TEXTAUSZUG:
>>
Der Erlös der Bürgerpark-Tombola für ein neues Kaffeehaus am Emmasee
Nach dem Zweiten Weltkrieg und der Nachkriegszeit wurde der Wunsch unter den Parkbesuchern immer größer, wieder ein Kaffeehaus am Emmasee zu haben. Vorerst mussten jedoch die vielen Kriegsschäden im Bürgerpark beseitigt werden. Ab 1953 startete die Bürgerpark-Tombola. Ein Teil des Erlöses galt dem Wiederaufbau des Kaffeehauses.
Aber es sollte noch bis 1961 dauern, bis man endlich einen Grundstock von 470.000 Mark zusammen hatte.
Der damalige Parkdirektor favorisierte ein sogenanntes Hallenständerhaus, das einem großem Bauernhaus ähnlich gewesen wäre. Doch dem Vorstand des Bürgerparkvereins lag auch der moderne, im Stil der 1960er Jahre gehaltene Entwurf der Architekten Hans Budde und Carsten Schröck vor: „Das neue Kaffeehaus soll auf der Landzunge gegenüber dem alten Kaffeehaus errichtet werden. Dieser Bauplatz hat gegenüber dem alten Bauplatz große Vorzüge. Die Sonne kann von Osten, Süden und Westen ungehindert einfallen. Von allen Teilen des Bauwerks ist der Blick auf die idyllische Umgebung sehr reizvoll. Es soll ein reichgeliederter Flachbau mit großen Holz- und Fensterflächen werden. Vorgesehen sind 120 Sitzplätze und 200 Plätze im Freien.“
Dieses Konzept überzeugte den Vorstand. Und obwohl der Bau 750.000 Mark kosten sollte, wurde er gebilligt. Denn man vertraute auf die weitere Spendenbereitschaft der Bremer Bürger. Der Baubeginn für das neue Kaffeehaus war im Mai 1963, das Richtfest im Oktober 1963. Zur Eröffnung am 30. April 1964 schreibt der Pächter in einer Anzeige: „Das moderne Café, direkt am See“. Andere sehen die Ähnlichkeit mit einem Ausflugsdampfer, der am Emmasee angelegt hat. Es wird auch Haus auf dem Wasser genannt oder das Kaffeehaus, das im Wasser schwimmt, denn wegen des schlechten Untergrundes gilt es als „statisches Wunder“. Im Inneren bietet es Platz für 100 Gäste, draußen hat es etwa 150 Gartenplätze.
<<
Auflistungen von Elementen und Boxen:
>>
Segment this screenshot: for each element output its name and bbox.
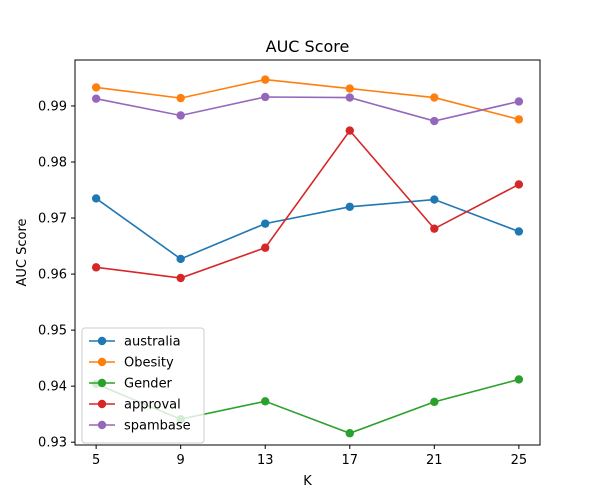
data-point-australia: [514, 227, 524, 236]
data-point-australia: [430, 195, 439, 204]
data-point-australia: [91, 194, 101, 203]
y-tick-label: 0.97: [38, 212, 67, 227]
data-point-spambase: [91, 94, 101, 103]
x-tick-label: 25: [511, 453, 528, 468]
data-point-gender: [261, 397, 270, 406]
legend-swatch-marker: [97, 399, 107, 409]
x-tick-label: 21: [426, 453, 443, 468]
data-point-obesity: [91, 83, 101, 92]
axes: 5 9 13 17 21 25 0.93 0.94 0.95 0.96 0.97 0.98 0.99: [38, 99, 527, 468]
legend-label: spambase: [124, 419, 191, 434]
series-line-obesity: [96, 78, 520, 121]
legend-swatch-marker: [97, 336, 107, 346]
data-point-spambase: [345, 93, 354, 102]
data-point-australia: [261, 219, 270, 228]
legend-label: australia: [124, 335, 181, 350]
data-point-approval: [345, 126, 354, 135]
x-tick-label: 9: [177, 453, 185, 468]
legend-swatch-marker: [97, 357, 107, 367]
y-tick-label: 0.93: [38, 436, 67, 451]
data-point-obesity: [261, 75, 270, 84]
data-point-obesity: [176, 93, 185, 103]
data-point-gender: [514, 375, 524, 384]
data-point-approval: [91, 263, 101, 272]
data-point-approval: [430, 224, 439, 233]
data-point-spambase: [261, 92, 270, 102]
legend-label: approval: [124, 398, 181, 413]
y-tick-label: 0.99: [38, 99, 67, 114]
y-axis-title: AUC Score: [15, 218, 30, 286]
y-tick-label: 0.96: [38, 268, 67, 283]
series-line-australia: [95, 197, 520, 260]
data-point-obesity: [430, 93, 439, 102]
plot-frame: [74, 59, 541, 446]
legend-swatch-marker: [97, 420, 107, 430]
y-tick-label: 0.95: [38, 324, 67, 339]
series-line-spambase: [95, 96, 520, 122]
legend-label: Gender: [124, 377, 173, 392]
data-point-spambase: [176, 111, 185, 120]
data-point-gender: [345, 429, 354, 438]
data-point-spambase: [514, 97, 524, 106]
legend-box: [81, 327, 205, 444]
plot-area: [91, 75, 524, 438]
data-point-obesity: [514, 115, 524, 124]
x-tick-label: 13: [257, 453, 274, 468]
x-tick-label: 5: [92, 453, 100, 468]
data-point-australia: [176, 254, 185, 264]
data-point-approval: [514, 180, 524, 189]
x-axis-title: K: [303, 474, 312, 489]
data-point-australia: [345, 202, 354, 212]
y-tick-label: 0.94: [38, 380, 67, 395]
x-tick-label: 17: [341, 453, 358, 468]
y-tick-label: 0.98: [38, 155, 67, 170]
data-point-gender: [430, 397, 439, 407]
legend-label: Obesity: [124, 356, 174, 371]
legend-swatch-marker: [97, 378, 107, 388]
chart-title: AUC Score: [266, 37, 350, 56]
series-line-approval: [96, 129, 520, 279]
data-point-obesity: [345, 84, 354, 93]
legend: australia Obesity Gender approval spambase: [81, 327, 205, 444]
data-point-approval: [261, 243, 270, 252]
data-point-spambase: [430, 116, 439, 126]
data-point-approval: [176, 273, 185, 283]
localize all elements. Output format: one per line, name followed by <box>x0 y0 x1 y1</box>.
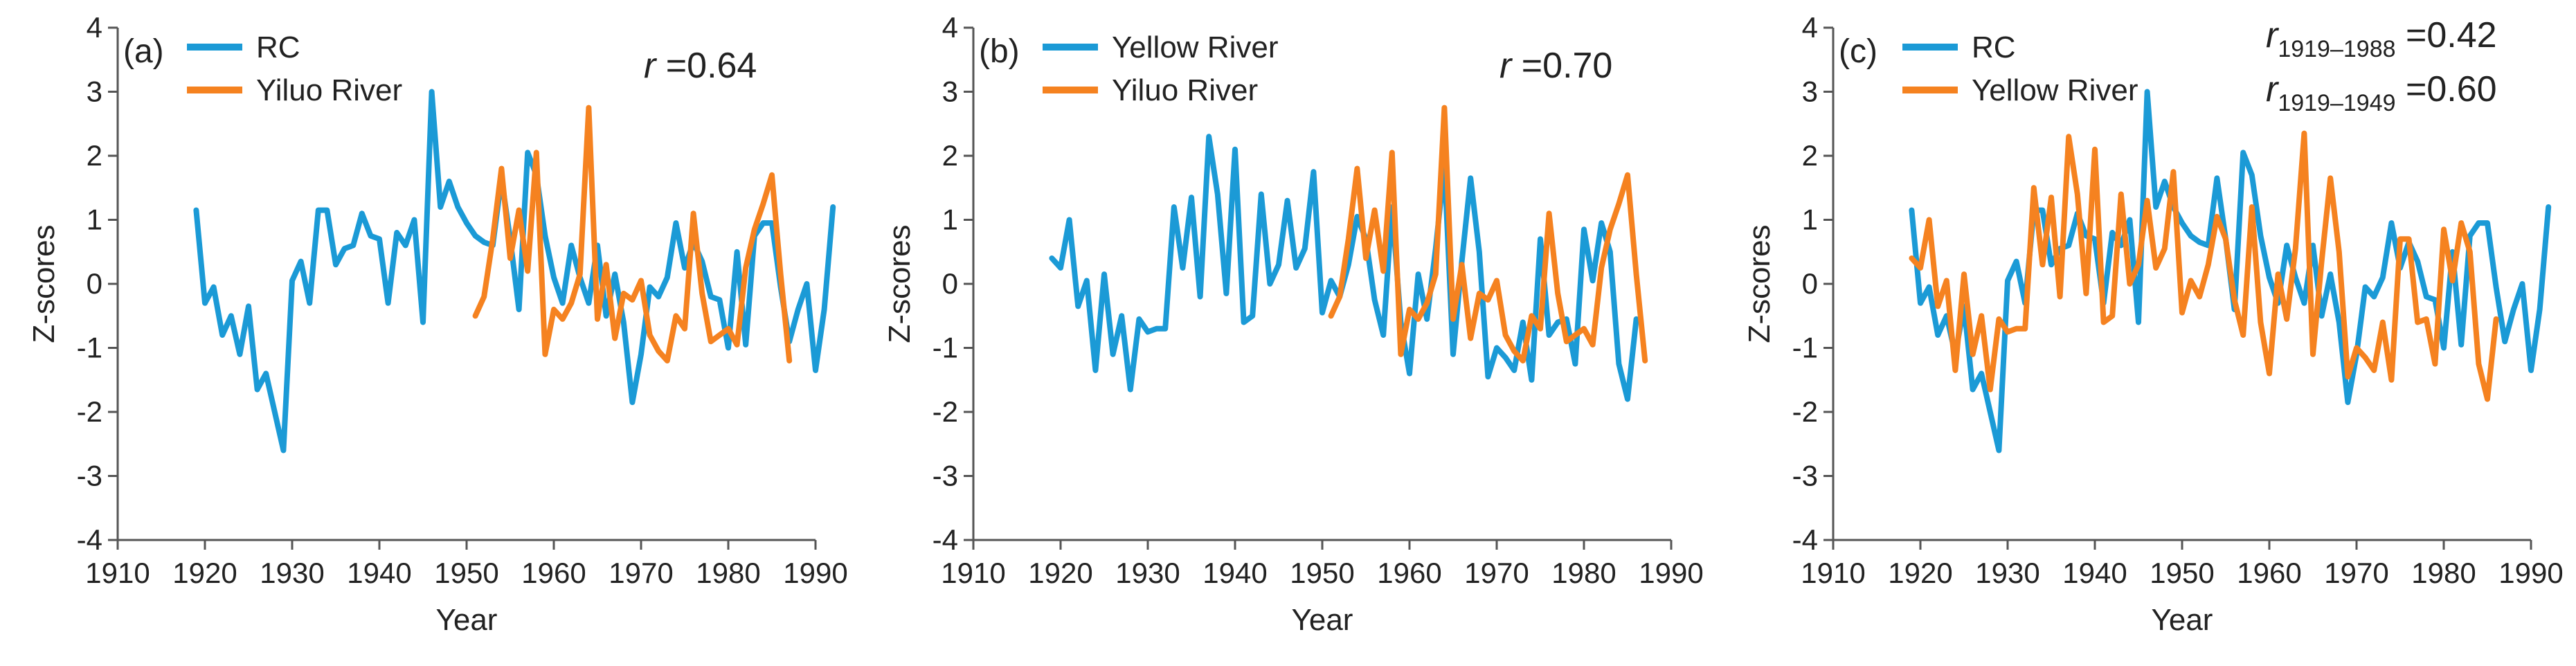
<<
ARBEITSANWEISUNGEN:
1. Schreibe in den Einträgen die Zeilen von der Zeile mit „data-point-australia: [514, 227, 524, 236]“ bis einschließlich der Zeile mit „data-point-gender: [514, 375, 524, 384]“ als JSON-Liste von Zeichenketten um, mit einer Zeichenkette pro Zeile und ohne Leerzeilen.
2. Führe den Textauszug über das Kaffeehaus am Emmasee nach seinem letzten Satz weiter.
Der Textauszug und die Einträge haben inhaltlich nichts miteinander zu tun.

ERGEBNISSE:
1.
[
  "data-point-australia: [514, 227, 524, 236]",
  "data-point-australia: [430, 195, 439, 204]",
  "data-point-australia: [91, 194, 101, 203]",
  "y-tick-label: 0.97: [38, 212, 67, 227]",
  "data-point-spambase: [91, 94, 101, 103]",
  "x-tick-label: 25: [511, 453, 528, 468]",
  "data-point-gender: [261, 397, 270, 406]",
  "legend-swatch-marker: [97, 399, 107, 409]",
  "x-tick-label: 21: [426, 453, 443, 468]",
  "data-point-obesity: [91, 83, 101, 92]",
  "axes: 5 9 13 17 21 25 0.93 0.94 0.95 0.96 0.97 0.98 0.99: [38, 99, 527, 468]",
  "legend-label: spambase: [124, 419, 191, 434]",
  "series-line-obesity: [96, 78, 520, 121]",
  "legend-swatch-marker: [97, 336, 107, 346]",
  "data-point-spambase: [345, 93, 354, 102]",
  "data-point-australia: [261, 219, 270, 228]",
  "legend-label: australia: [124, 335, 181, 350]",
  "data-point-approval: [345, 126, 354, 135]",
  "x-tick-label: 9: [177, 453, 185, 468]",
  "legend-swatch-marker: [97, 357, 107, 367]",
  "y-tick-label: 0.93: [38, 436, 67, 451]",
  "data-point-obesity: [261, 75, 270, 84]",
  "data-point-obesity: [176, 93, 185, 103]",
  "data-point-gender: [514, 375, 524, 384]"
]

2.
1966 kam die ersten Ruderboote
Während der Bauzeit wurde auch der Emmasee entschlammt. 1966 waren dann die ersten Ruderboote da. 1969 wurde die Erweiterung in der ersten Etage des Wirtschaftsflügels mit 40 bis 50 Sitzplätzen fertiggestellt.
1974 wurde das Gebäude wurde mit dem BDA-Preis ausgezeichnet. In der Begründung der Jury heißt es: „Durch die behutsame, rücksichtsvolle Einfügung des Kaffeehauses in die reizvolle Landschaft des Bürgerparkes, unter Ausnutzung des Ufergeländes des Emmasees, ist eine Freizeitstätte von hoher gestalterischer Qualität und gutem Erholungswert entstanden. Die gelungene Gruppierung der Baukörper, der gute Maßstab der Fassaden, die weitgehende Transparenz und die Sorgfalt im Detail zeichnen die gesamte Anlage aus.“
Seit 1984 sind die Gebäude als Bremer Kulturdenkmal unter Denkmalschutz gestellt. Das ein- bis zweigeschossige Kaffeehaus, ein kubischer Bau mit drei quadratischen 8 x 8 Meter großen Pavillons musste in den 1980ern saniert werden. 2010, nach einer grundlegenden Renovierung, wurde es als „emma am See“ wieder eröffnet. Als ich dieser Tage dort meine Aufnahmen machte, schoss es mir in den Kopf: „Das Haus liegt da wie eine weiße Luxusyacht. Am Bug fehlt nur noch der Schiffsname ‚Emma’“.